Information provided:
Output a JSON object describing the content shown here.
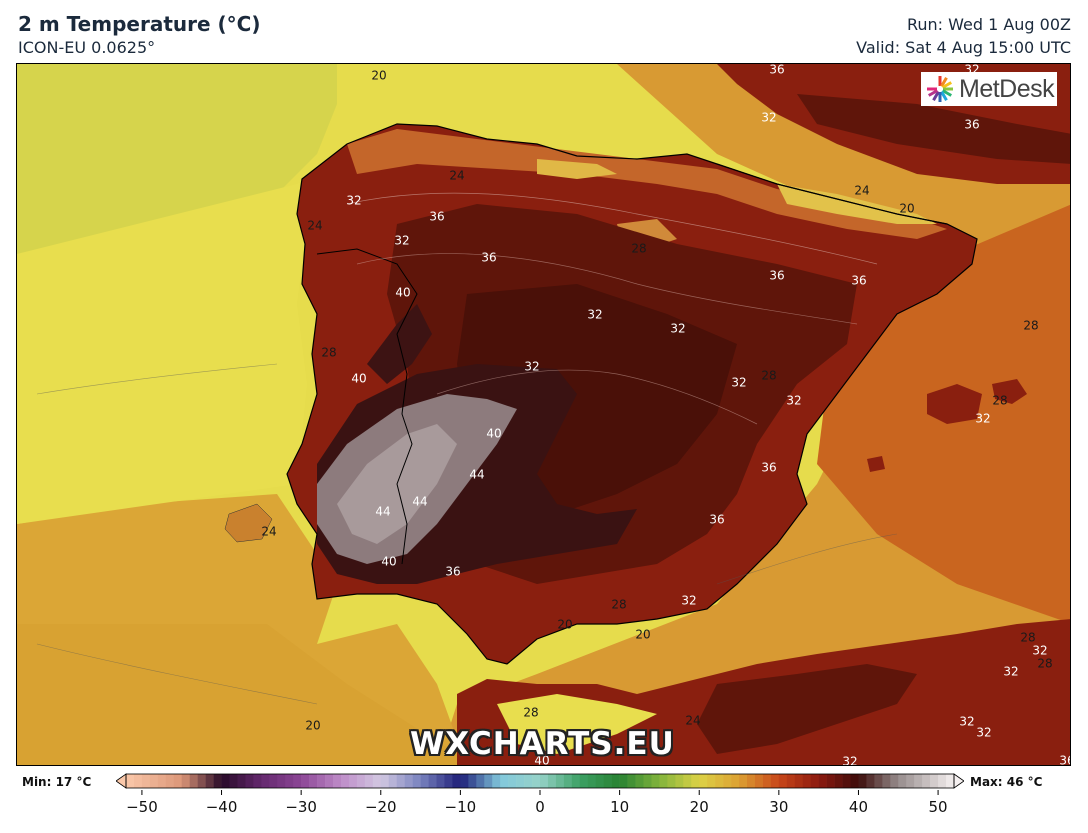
{
  "header": {
    "title": "2 m Temperature (°C)",
    "subtitle": "ICON-EU 0.0625°",
    "run": "Run: Wed 1 Aug 00Z",
    "valid": "Valid: Sat 4 Aug 15:00 UTC"
  },
  "logo": {
    "text": "MetDesk"
  },
  "watermark": "WXCHARTS.EU",
  "legend": {
    "min_label": "Min: 17 °C",
    "max_label": "Max: 46 °C",
    "ticks": [
      "−50",
      "−40",
      "−30",
      "−20",
      "−10",
      "0",
      "10",
      "20",
      "30",
      "40",
      "50"
    ]
  },
  "contour_labels": [
    {
      "text": "20",
      "color": "#1a1a1a"
    },
    {
      "text": "36",
      "color": "#ffffff"
    },
    {
      "text": "32",
      "color": "#ffffff"
    },
    {
      "text": "32",
      "color": "#ffffff"
    },
    {
      "text": "36",
      "color": "#ffffff"
    },
    {
      "text": "24",
      "color": "#1a1a1a"
    },
    {
      "text": "32",
      "color": "#ffffff"
    },
    {
      "text": "36",
      "color": "#ffffff"
    },
    {
      "text": "24",
      "color": "#1a1a1a"
    },
    {
      "text": "20",
      "color": "#1a1a1a"
    },
    {
      "text": "24",
      "color": "#1a1a1a"
    },
    {
      "text": "32",
      "color": "#ffffff"
    },
    {
      "text": "28",
      "color": "#1a1a1a"
    },
    {
      "text": "36",
      "color": "#ffffff"
    },
    {
      "text": "36",
      "color": "#ffffff"
    },
    {
      "text": "36",
      "color": "#ffffff"
    },
    {
      "text": "40",
      "color": "#ffffff"
    },
    {
      "text": "32",
      "color": "#ffffff"
    },
    {
      "text": "32",
      "color": "#ffffff"
    },
    {
      "text": "28",
      "color": "#1a1a1a"
    },
    {
      "text": "28",
      "color": "#1a1a1a"
    },
    {
      "text": "40",
      "color": "#ffffff"
    },
    {
      "text": "32",
      "color": "#ffffff"
    },
    {
      "text": "32",
      "color": "#ffffff"
    },
    {
      "text": "28",
      "color": "#1a1a1a"
    },
    {
      "text": "32",
      "color": "#ffffff"
    },
    {
      "text": "28",
      "color": "#1a1a1a"
    },
    {
      "text": "32",
      "color": "#ffffff"
    },
    {
      "text": "40",
      "color": "#ffffff"
    },
    {
      "text": "44",
      "color": "#ffffff"
    },
    {
      "text": "36",
      "color": "#ffffff"
    },
    {
      "text": "44",
      "color": "#ffffff"
    },
    {
      "text": "44",
      "color": "#ffffff"
    },
    {
      "text": "36",
      "color": "#ffffff"
    },
    {
      "text": "24",
      "color": "#1a1a1a"
    },
    {
      "text": "40",
      "color": "#ffffff"
    },
    {
      "text": "36",
      "color": "#ffffff"
    },
    {
      "text": "28",
      "color": "#1a1a1a"
    },
    {
      "text": "32",
      "color": "#ffffff"
    },
    {
      "text": "20",
      "color": "#1a1a1a"
    },
    {
      "text": "20",
      "color": "#1a1a1a"
    },
    {
      "text": "28",
      "color": "#1a1a1a"
    },
    {
      "text": "32",
      "color": "#ffffff"
    },
    {
      "text": "28",
      "color": "#1a1a1a"
    },
    {
      "text": "32",
      "color": "#ffffff"
    },
    {
      "text": "28",
      "color": "#1a1a1a"
    },
    {
      "text": "24",
      "color": "#1a1a1a"
    },
    {
      "text": "20",
      "color": "#1a1a1a"
    },
    {
      "text": "32",
      "color": "#ffffff"
    },
    {
      "text": "32",
      "color": "#ffffff"
    },
    {
      "text": "32",
      "color": "#ffffff"
    },
    {
      "text": "36",
      "color": "#ffffff"
    },
    {
      "text": "40",
      "color": "#ffffff"
    }
  ],
  "colors": {
    "sea_yellow": "#e8de4e",
    "sea_olive": "#d6d44c",
    "sea_orange": "#d9a035",
    "land_red": "#8a1f0f",
    "land_dark": "#5a1208",
    "land_hot": "#3b1010",
    "land_extreme": "#9a8a8c",
    "mountain_orange": "#c8702a"
  }
}
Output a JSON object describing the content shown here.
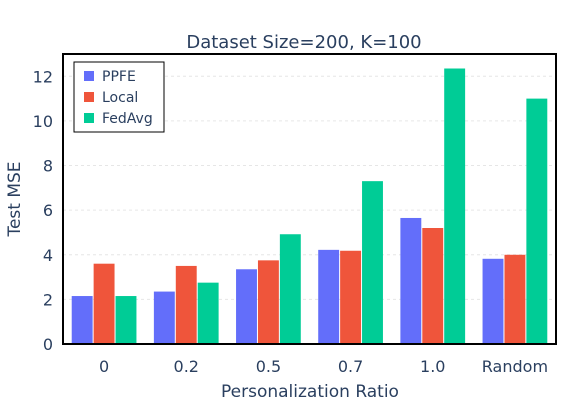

What is being asked: Except for the pictures, copy every line of the records above exactly.

Task response:
Output a JSON object describing the content shown here.
{
  "header": {
    "title": "2 m Temperature (°C)",
    "subtitle": "ICON-EU 0.0625°",
    "run": "Run: Wed 1 Aug 00Z",
    "valid": "Valid: Sat 4 Aug 15:00 UTC"
  },
  "logo": {
    "text": "MetDesk"
  },
  "watermark": "WXCHARTS.EU",
  "legend": {
    "min_label": "Min: 17 °C",
    "max_label": "Max: 46 °C",
    "ticks": [
      "−50",
      "−40",
      "−30",
      "−20",
      "−10",
      "0",
      "10",
      "20",
      "30",
      "40",
      "50"
    ]
  },
  "contour_labels": [
    {
      "text": "20",
      "color": "#1a1a1a"
    },
    {
      "text": "36",
      "color": "#ffffff"
    },
    {
      "text": "32",
      "color": "#ffffff"
    },
    {
      "text": "32",
      "color": "#ffffff"
    },
    {
      "text": "36",
      "color": "#ffffff"
    },
    {
      "text": "24",
      "color": "#1a1a1a"
    },
    {
      "text": "32",
      "color": "#ffffff"
    },
    {
      "text": "36",
      "color": "#ffffff"
    },
    {
      "text": "24",
      "color": "#1a1a1a"
    },
    {
      "text": "20",
      "color": "#1a1a1a"
    },
    {
      "text": "24",
      "color": "#1a1a1a"
    },
    {
      "text": "32",
      "color": "#ffffff"
    },
    {
      "text": "28",
      "color": "#1a1a1a"
    },
    {
      "text": "36",
      "color": "#ffffff"
    },
    {
      "text": "36",
      "color": "#ffffff"
    },
    {
      "text": "36",
      "color": "#ffffff"
    },
    {
      "text": "40",
      "color": "#ffffff"
    },
    {
      "text": "32",
      "color": "#ffffff"
    },
    {
      "text": "32",
      "color": "#ffffff"
    },
    {
      "text": "28",
      "color": "#1a1a1a"
    },
    {
      "text": "28",
      "color": "#1a1a1a"
    },
    {
      "text": "40",
      "color": "#ffffff"
    },
    {
      "text": "32",
      "color": "#ffffff"
    },
    {
      "text": "32",
      "color": "#ffffff"
    },
    {
      "text": "28",
      "color": "#1a1a1a"
    },
    {
      "text": "32",
      "color": "#ffffff"
    },
    {
      "text": "28",
      "color": "#1a1a1a"
    },
    {
      "text": "32",
      "color": "#ffffff"
    },
    {
      "text": "40",
      "color": "#ffffff"
    },
    {
      "text": "44",
      "color": "#ffffff"
    },
    {
      "text": "36",
      "color": "#ffffff"
    },
    {
      "text": "44",
      "color": "#ffffff"
    },
    {
      "text": "44",
      "color": "#ffffff"
    },
    {
      "text": "36",
      "color": "#ffffff"
    },
    {
      "text": "24",
      "color": "#1a1a1a"
    },
    {
      "text": "40",
      "color": "#ffffff"
    },
    {
      "text": "36",
      "color": "#ffffff"
    },
    {
      "text": "28",
      "color": "#1a1a1a"
    },
    {
      "text": "32",
      "color": "#ffffff"
    },
    {
      "text": "20",
      "color": "#1a1a1a"
    },
    {
      "text": "20",
      "color": "#1a1a1a"
    },
    {
      "text": "28",
      "color": "#1a1a1a"
    },
    {
      "text": "32",
      "color": "#ffffff"
    },
    {
      "text": "28",
      "color": "#1a1a1a"
    },
    {
      "text": "32",
      "color": "#ffffff"
    },
    {
      "text": "28",
      "color": "#1a1a1a"
    },
    {
      "text": "24",
      "color": "#1a1a1a"
    },
    {
      "text": "20",
      "color": "#1a1a1a"
    },
    {
      "text": "32",
      "color": "#ffffff"
    },
    {
      "text": "32",
      "color": "#ffffff"
    },
    {
      "text": "32",
      "color": "#ffffff"
    },
    {
      "text": "36",
      "color": "#ffffff"
    },
    {
      "text": "40",
      "color": "#ffffff"
    }
  ],
  "colors": {
    "sea_yellow": "#e8de4e",
    "sea_olive": "#d6d44c",
    "sea_orange": "#d9a035",
    "land_red": "#8a1f0f",
    "land_dark": "#5a1208",
    "land_hot": "#3b1010",
    "land_extreme": "#9a8a8c",
    "mountain_orange": "#c8702a"
  }
}
Output a JSON object describing the content shown here.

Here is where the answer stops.